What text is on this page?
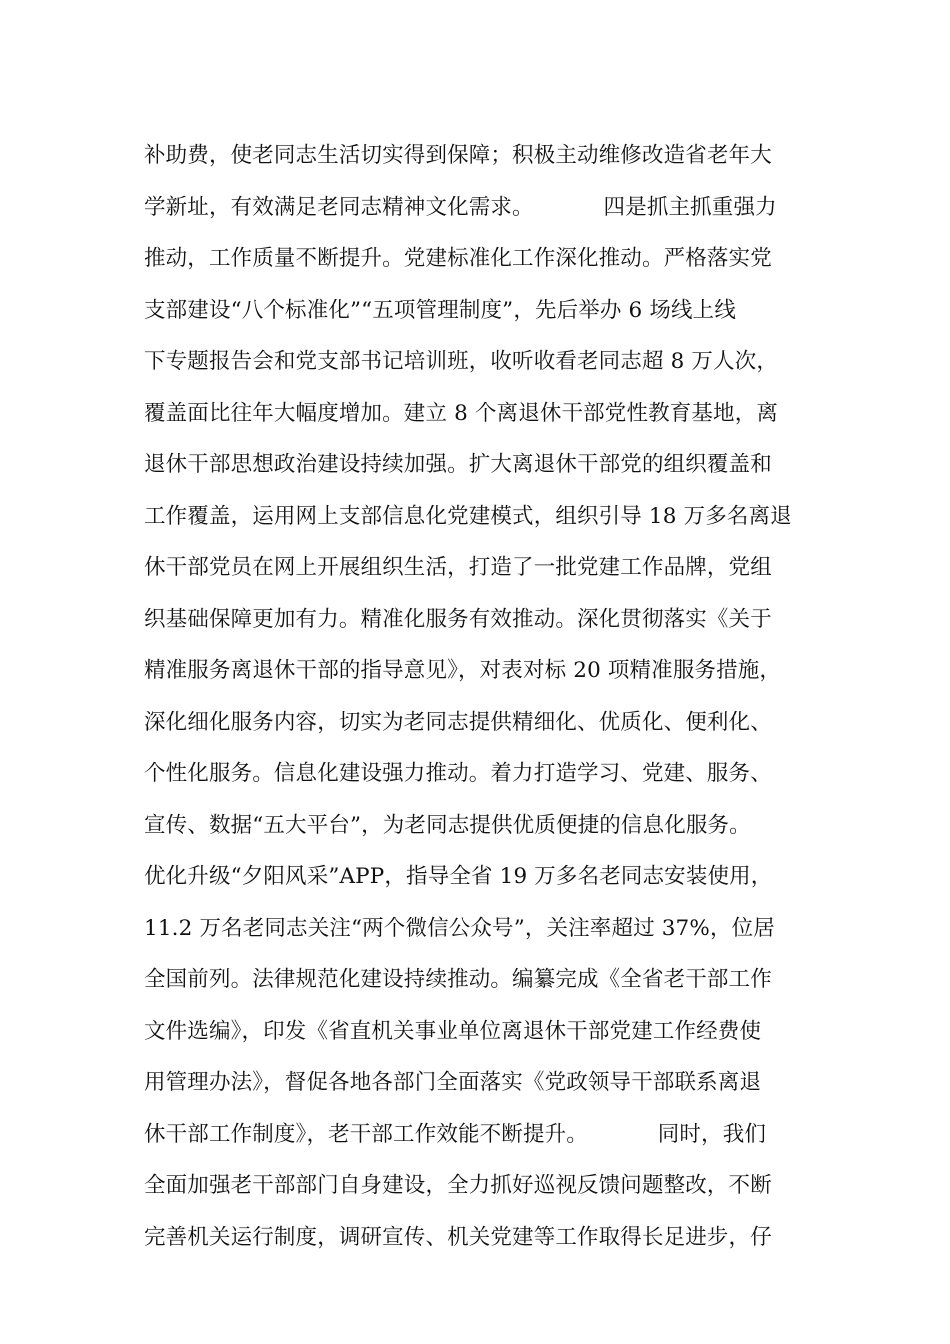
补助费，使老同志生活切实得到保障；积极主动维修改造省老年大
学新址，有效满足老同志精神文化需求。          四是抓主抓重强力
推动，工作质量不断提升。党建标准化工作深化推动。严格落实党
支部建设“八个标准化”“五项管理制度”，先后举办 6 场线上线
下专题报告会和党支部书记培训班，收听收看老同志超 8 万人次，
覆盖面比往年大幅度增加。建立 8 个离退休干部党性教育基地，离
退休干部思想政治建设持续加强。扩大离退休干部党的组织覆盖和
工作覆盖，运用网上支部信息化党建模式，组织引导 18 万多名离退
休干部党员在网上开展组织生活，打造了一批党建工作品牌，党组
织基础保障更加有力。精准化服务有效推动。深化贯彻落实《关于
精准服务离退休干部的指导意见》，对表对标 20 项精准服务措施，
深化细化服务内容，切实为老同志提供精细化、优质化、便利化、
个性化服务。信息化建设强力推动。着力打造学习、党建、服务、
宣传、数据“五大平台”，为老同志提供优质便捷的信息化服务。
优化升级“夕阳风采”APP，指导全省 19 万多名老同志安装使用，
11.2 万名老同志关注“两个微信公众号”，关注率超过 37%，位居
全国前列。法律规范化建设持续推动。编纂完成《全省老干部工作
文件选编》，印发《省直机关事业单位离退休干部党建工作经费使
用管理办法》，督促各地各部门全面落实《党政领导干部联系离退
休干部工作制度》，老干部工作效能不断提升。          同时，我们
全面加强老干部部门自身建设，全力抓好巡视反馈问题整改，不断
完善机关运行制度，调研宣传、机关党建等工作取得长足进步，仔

════════

## Task objective
Print each line of the material above exactly, with the pictures removed from your copy.

## Answer to the exercise
What text is on this page?
补助费，使老同志生活切实得到保障；积极主动维修改造省老年大
学新址，有效满足老同志精神文化需求。          四是抓主抓重强力
推动，工作质量不断提升。党建标准化工作深化推动。严格落实党
支部建设“八个标准化”“五项管理制度”，先后举办 6 场线上线
下专题报告会和党支部书记培训班，收听收看老同志超 8 万人次，
覆盖面比往年大幅度增加。建立 8 个离退休干部党性教育基地，离
退休干部思想政治建设持续加强。扩大离退休干部党的组织覆盖和
工作覆盖，运用网上支部信息化党建模式，组织引导 18 万多名离退
休干部党员在网上开展组织生活，打造了一批党建工作品牌，党组
织基础保障更加有力。精准化服务有效推动。深化贯彻落实《关于
精准服务离退休干部的指导意见》，对表对标 20 项精准服务措施，
深化细化服务内容，切实为老同志提供精细化、优质化、便利化、
个性化服务。信息化建设强力推动。着力打造学习、党建、服务、
宣传、数据“五大平台”，为老同志提供优质便捷的信息化服务。
优化升级“夕阳风采”APP，指导全省 19 万多名老同志安装使用，
11.2 万名老同志关注“两个微信公众号”，关注率超过 37%，位居
全国前列。法律规范化建设持续推动。编纂完成《全省老干部工作
文件选编》，印发《省直机关事业单位离退休干部党建工作经费使
用管理办法》，督促各地各部门全面落实《党政领导干部联系离退
休干部工作制度》，老干部工作效能不断提升。          同时，我们
全面加强老干部部门自身建设，全力抓好巡视反馈问题整改，不断
完善机关运行制度，调研宣传、机关党建等工作取得长足进步，仔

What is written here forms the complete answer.